(Entries with figure data)
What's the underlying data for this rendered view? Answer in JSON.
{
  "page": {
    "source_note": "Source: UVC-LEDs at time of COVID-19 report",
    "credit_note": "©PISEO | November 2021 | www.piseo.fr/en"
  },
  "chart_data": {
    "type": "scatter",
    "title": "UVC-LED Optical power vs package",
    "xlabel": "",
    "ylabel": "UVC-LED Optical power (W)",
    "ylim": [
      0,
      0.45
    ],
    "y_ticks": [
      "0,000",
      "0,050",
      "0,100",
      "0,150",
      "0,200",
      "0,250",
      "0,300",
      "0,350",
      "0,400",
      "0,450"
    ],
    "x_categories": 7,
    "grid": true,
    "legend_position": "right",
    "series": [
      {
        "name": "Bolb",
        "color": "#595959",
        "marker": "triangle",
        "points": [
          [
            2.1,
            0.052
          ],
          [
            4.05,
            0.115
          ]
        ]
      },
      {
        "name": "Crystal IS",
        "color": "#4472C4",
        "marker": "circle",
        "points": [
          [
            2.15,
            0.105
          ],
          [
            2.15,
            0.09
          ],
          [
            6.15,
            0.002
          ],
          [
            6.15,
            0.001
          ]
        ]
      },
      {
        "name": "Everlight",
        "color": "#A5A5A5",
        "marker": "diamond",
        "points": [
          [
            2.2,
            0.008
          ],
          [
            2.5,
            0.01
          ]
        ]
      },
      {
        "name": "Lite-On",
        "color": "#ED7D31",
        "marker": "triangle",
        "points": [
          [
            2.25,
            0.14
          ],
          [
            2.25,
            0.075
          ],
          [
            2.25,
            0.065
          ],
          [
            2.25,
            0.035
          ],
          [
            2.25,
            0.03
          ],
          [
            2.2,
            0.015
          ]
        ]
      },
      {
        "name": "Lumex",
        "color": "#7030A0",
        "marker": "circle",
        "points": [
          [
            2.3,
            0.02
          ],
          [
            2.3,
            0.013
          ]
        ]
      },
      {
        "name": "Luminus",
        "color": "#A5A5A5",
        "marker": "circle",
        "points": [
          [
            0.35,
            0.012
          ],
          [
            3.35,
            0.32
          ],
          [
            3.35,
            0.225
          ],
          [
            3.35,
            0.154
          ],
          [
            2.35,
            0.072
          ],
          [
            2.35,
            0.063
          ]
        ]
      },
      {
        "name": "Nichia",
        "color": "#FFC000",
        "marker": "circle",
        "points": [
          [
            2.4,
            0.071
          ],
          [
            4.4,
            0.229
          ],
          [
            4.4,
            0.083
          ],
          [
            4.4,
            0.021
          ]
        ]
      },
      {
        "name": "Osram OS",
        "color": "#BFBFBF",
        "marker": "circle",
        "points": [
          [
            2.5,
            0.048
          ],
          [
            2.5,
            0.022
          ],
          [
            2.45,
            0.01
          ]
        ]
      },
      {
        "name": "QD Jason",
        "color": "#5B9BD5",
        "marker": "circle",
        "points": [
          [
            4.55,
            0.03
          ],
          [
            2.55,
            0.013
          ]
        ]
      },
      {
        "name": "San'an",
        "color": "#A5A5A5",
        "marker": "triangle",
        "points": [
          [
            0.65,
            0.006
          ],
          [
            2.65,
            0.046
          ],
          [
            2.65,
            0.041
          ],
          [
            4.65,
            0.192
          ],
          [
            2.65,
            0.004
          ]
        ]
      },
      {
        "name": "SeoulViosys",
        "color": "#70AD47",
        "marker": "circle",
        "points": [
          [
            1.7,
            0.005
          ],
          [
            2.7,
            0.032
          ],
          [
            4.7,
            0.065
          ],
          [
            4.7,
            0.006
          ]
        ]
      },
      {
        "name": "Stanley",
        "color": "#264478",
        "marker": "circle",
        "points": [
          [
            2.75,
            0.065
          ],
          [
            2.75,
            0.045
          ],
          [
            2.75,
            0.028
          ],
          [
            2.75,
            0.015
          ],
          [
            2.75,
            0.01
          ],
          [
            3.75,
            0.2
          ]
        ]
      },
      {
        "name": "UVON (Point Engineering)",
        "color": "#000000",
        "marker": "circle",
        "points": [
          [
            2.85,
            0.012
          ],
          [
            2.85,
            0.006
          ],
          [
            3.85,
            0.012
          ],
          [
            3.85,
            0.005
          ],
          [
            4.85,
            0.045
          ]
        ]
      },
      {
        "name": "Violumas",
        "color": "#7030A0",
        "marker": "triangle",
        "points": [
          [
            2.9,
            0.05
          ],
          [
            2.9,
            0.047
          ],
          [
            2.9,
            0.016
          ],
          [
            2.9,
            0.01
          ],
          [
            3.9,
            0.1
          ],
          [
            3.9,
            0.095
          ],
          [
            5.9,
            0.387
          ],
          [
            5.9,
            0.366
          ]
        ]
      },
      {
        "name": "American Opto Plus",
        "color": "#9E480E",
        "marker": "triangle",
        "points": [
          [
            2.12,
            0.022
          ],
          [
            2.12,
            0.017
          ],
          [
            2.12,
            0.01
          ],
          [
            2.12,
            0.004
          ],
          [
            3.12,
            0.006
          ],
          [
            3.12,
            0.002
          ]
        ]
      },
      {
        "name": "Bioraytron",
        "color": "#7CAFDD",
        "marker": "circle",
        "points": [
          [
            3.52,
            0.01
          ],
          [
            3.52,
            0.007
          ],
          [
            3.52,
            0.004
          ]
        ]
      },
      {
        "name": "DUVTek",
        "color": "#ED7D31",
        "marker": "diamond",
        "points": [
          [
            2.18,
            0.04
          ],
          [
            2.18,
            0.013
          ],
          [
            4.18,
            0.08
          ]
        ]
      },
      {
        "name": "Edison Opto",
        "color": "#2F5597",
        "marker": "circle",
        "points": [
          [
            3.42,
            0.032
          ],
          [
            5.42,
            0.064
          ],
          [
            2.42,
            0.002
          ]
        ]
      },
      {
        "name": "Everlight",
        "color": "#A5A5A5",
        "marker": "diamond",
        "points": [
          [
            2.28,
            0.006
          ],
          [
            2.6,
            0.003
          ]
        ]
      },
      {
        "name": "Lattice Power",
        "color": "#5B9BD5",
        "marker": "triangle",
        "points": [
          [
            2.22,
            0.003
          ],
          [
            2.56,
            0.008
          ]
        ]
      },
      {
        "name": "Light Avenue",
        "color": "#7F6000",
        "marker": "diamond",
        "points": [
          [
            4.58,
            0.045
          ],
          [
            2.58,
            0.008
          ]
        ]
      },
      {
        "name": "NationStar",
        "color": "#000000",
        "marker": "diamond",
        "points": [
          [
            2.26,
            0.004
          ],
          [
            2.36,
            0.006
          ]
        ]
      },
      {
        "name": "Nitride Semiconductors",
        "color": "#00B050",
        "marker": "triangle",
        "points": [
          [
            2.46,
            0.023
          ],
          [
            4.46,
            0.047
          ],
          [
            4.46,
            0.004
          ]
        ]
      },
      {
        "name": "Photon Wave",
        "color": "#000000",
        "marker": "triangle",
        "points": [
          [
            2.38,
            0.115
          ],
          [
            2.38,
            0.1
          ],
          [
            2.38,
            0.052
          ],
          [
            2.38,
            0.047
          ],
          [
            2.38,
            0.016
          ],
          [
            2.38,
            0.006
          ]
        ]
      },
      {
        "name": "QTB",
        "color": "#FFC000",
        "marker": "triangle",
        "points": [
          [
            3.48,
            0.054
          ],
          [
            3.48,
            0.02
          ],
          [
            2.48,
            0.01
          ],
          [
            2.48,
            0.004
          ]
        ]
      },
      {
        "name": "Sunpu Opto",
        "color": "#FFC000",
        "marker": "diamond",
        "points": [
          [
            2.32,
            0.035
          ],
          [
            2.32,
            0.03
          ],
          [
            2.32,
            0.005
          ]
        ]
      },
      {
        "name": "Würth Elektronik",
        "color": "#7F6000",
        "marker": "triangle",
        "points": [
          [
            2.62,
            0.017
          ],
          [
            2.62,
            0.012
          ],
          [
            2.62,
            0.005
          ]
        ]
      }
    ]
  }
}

(GIVEN EXERCISE):
Figure out how many lines above include the string "Optical", then report that number and nothing else.

(WRITTEN SOLUTION):
2